═════ RECORDS TO PROCESS ═════

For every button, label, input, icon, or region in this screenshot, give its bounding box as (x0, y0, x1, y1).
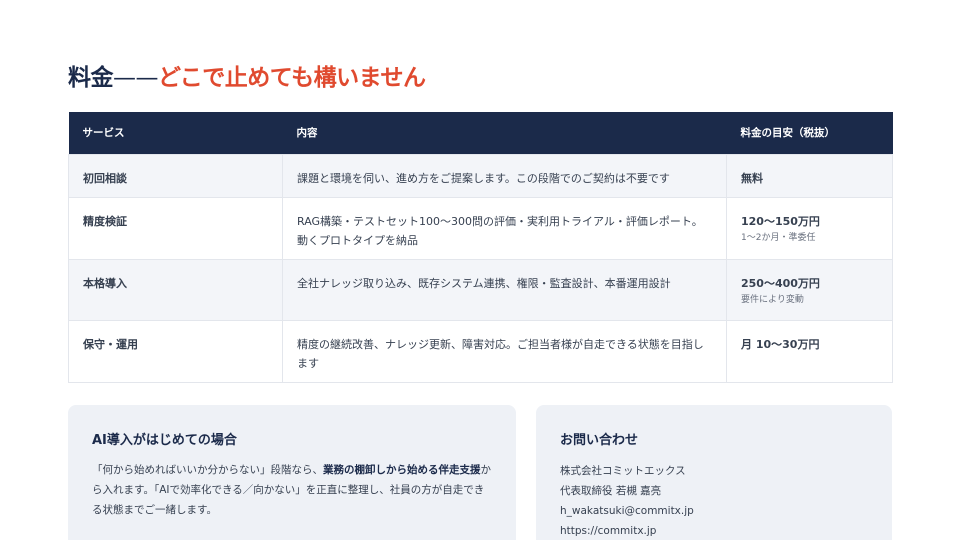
title-main: 料金 (68, 65, 114, 91)
contact-email[interactable]: h_wakatsuki@commitx.jp (560, 501, 694, 521)
service-cell: 保守・運用 (68, 319, 283, 383)
contact-title: お問い合わせ (560, 433, 639, 448)
service-cell: 本格導入 (68, 258, 283, 321)
content-cell: RAG構築・テストセット100〜300問の評価・実利用トライアル・評価レポート。… (282, 196, 727, 260)
contact-company: 株式会社コミットエックス (560, 465, 686, 477)
price-value: 月 10〜30万円 (741, 337, 820, 351)
page-title: 料金——どこで止めても構いません (68, 58, 426, 92)
contact-representative: 代表取締役 若槻 嘉亮 (560, 485, 662, 497)
first-time-card: AI導入がはじめての場合 「何から始めればいいか分からない」段階なら、業務の棚卸… (68, 405, 516, 540)
first-time-text: 「何から始めればいいか分からない」段階なら、業務の棚卸しから始める伴走支援から入… (92, 460, 492, 520)
table-row: 精度検証 RAG構築・テストセット100〜300問の評価・実利用トライアル・評価… (68, 196, 893, 260)
price-cell: 無料 (726, 153, 893, 198)
contact-card: お問い合わせ 株式会社コミットエックス 代表取締役 若槻 嘉亮 h_wakats… (536, 405, 892, 540)
price-value: 120〜150万円 (741, 214, 820, 228)
contact-url[interactable]: https://commitx.jp (560, 521, 694, 540)
service-cell: 初回相談 (68, 153, 283, 198)
header-service: サービス (68, 112, 283, 154)
table-row: 保守・運用 精度の継続改善、ナレッジ更新、障害対応。ご担当者様が自走できる状態を… (68, 319, 893, 383)
contact-details: 株式会社コミットエックス 代表取締役 若槻 嘉亮 h_wakatsuki@com… (560, 461, 694, 540)
table-header-row: サービス 内容 料金の目安（税抜） (68, 112, 893, 154)
price-value: 無料 (741, 171, 763, 185)
table-row: 本格導入 全社ナレッジ取り込み、既存システム連携、権限・監査設計、本番運用設計 … (68, 258, 893, 321)
header-price: 料金の目安（税抜） (726, 112, 893, 154)
table-row: 初回相談 課題と環境を伺い、進め方をご提案します。この段階でのご契約は不要です … (68, 153, 893, 198)
content-cell: 精度の継続改善、ナレッジ更新、障害対応。ご担当者様が自走できる状態を目指します (282, 319, 727, 383)
first-time-title: AI導入がはじめての場合 (92, 433, 237, 448)
price-cell: 250〜400万円 要件により変動 (726, 258, 893, 321)
header-content: 内容 (282, 112, 727, 154)
title-accent: どこで止めても構いません (158, 65, 426, 91)
content-cell: 全社ナレッジ取り込み、既存システム連携、権限・監査設計、本番運用設計 (282, 258, 727, 321)
price-note: 要件により変動 (741, 294, 804, 305)
service-cell: 精度検証 (68, 196, 283, 260)
price-value: 250〜400万円 (741, 276, 820, 290)
pricing-page: 料金——どこで止めても構いません サービス 内容 料金の目安（税抜） 初回相談 … (0, 0, 960, 540)
price-note: 1〜2か月・準委任 (741, 232, 816, 243)
first-time-text-1: 「何から始めればいいか分からない」段階なら、 (92, 464, 323, 476)
price-cell: 120〜150万円 1〜2か月・準委任 (726, 196, 893, 260)
first-time-text-bold: 業務の棚卸しから始める伴走支援 (323, 464, 481, 476)
title-dash: —— (113, 65, 159, 91)
price-cell: 月 10〜30万円 (726, 319, 893, 383)
pricing-table: サービス 内容 料金の目安（税抜） 初回相談 課題と環境を伺い、進め方をご提案し… (68, 112, 893, 383)
content-cell: 課題と環境を伺い、進め方をご提案します。この段階でのご契約は不要です (282, 153, 727, 198)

═════

• **WHAT YOU HAVE TO DO**
Return the rows above word for word, character for character. Leave out the picture lines.

• **SOLVED EXERCISE**
For every button, label, input, icon, or region in this screenshot, give its bounding box as (x0, y0, x1, y1).
title-main: 料金 (68, 65, 114, 91)
contact-email[interactable]: h_wakatsuki@commitx.jp (560, 501, 694, 521)
service-cell: 保守・運用 (68, 319, 283, 383)
contact-title: お問い合わせ (560, 433, 639, 448)
service-cell: 本格導入 (68, 258, 283, 321)
content-cell: RAG構築・テストセット100〜300問の評価・実利用トライアル・評価レポート。… (282, 196, 727, 260)
contact-company: 株式会社コミットエックス (560, 465, 686, 477)
price-value: 月 10〜30万円 (741, 337, 820, 351)
page-title: 料金——どこで止めても構いません (68, 58, 426, 92)
contact-representative: 代表取締役 若槻 嘉亮 (560, 485, 662, 497)
first-time-card: AI導入がはじめての場合 「何から始めればいいか分からない」段階なら、業務の棚卸… (68, 405, 516, 540)
first-time-text: 「何から始めればいいか分からない」段階なら、業務の棚卸しから始める伴走支援から入… (92, 460, 492, 520)
table-row: 精度検証 RAG構築・テストセット100〜300問の評価・実利用トライアル・評価… (68, 196, 893, 260)
price-cell: 無料 (726, 153, 893, 198)
contact-card: お問い合わせ 株式会社コミットエックス 代表取締役 若槻 嘉亮 h_wakats… (536, 405, 892, 540)
price-value: 120〜150万円 (741, 214, 820, 228)
contact-url[interactable]: https://commitx.jp (560, 521, 694, 540)
service-cell: 初回相談 (68, 153, 283, 198)
header-service: サービス (68, 112, 283, 154)
table-row: 保守・運用 精度の継続改善、ナレッジ更新、障害対応。ご担当者様が自走できる状態を… (68, 319, 893, 383)
contact-details: 株式会社コミットエックス 代表取締役 若槻 嘉亮 h_wakatsuki@com… (560, 461, 694, 540)
table-header-row: サービス 内容 料金の目安（税抜） (68, 112, 893, 154)
price-value: 無料 (741, 171, 763, 185)
table-row: 本格導入 全社ナレッジ取り込み、既存システム連携、権限・監査設計、本番運用設計 … (68, 258, 893, 321)
header-price: 料金の目安（税抜） (726, 112, 893, 154)
table-row: 初回相談 課題と環境を伺い、進め方をご提案します。この段階でのご契約は不要です … (68, 153, 893, 198)
content-cell: 精度の継続改善、ナレッジ更新、障害対応。ご担当者様が自走できる状態を目指します (282, 319, 727, 383)
first-time-title: AI導入がはじめての場合 (92, 433, 237, 448)
price-cell: 250〜400万円 要件により変動 (726, 258, 893, 321)
header-content: 内容 (282, 112, 727, 154)
title-accent: どこで止めても構いません (158, 65, 426, 91)
content-cell: 全社ナレッジ取り込み、既存システム連携、権限・監査設計、本番運用設計 (282, 258, 727, 321)
price-note: 要件により変動 (741, 294, 804, 305)
service-cell: 精度検証 (68, 196, 283, 260)
price-value: 250〜400万円 (741, 276, 820, 290)
pricing-page: 料金——どこで止めても構いません サービス 内容 料金の目安（税抜） 初回相談 … (0, 0, 960, 540)
price-note: 1〜2か月・準委任 (741, 232, 816, 243)
first-time-text-1: 「何から始めればいいか分からない」段階なら、 (92, 464, 323, 476)
price-cell: 120〜150万円 1〜2か月・準委任 (726, 196, 893, 260)
first-time-text-bold: 業務の棚卸しから始める伴走支援 (323, 464, 481, 476)
title-dash: —— (113, 65, 159, 91)
price-cell: 月 10〜30万円 (726, 319, 893, 383)
pricing-table: サービス 内容 料金の目安（税抜） 初回相談 課題と環境を伺い、進め方をご提案し… (68, 112, 893, 383)
content-cell: 課題と環境を伺い、進め方をご提案します。この段階でのご契約は不要です (282, 153, 727, 198)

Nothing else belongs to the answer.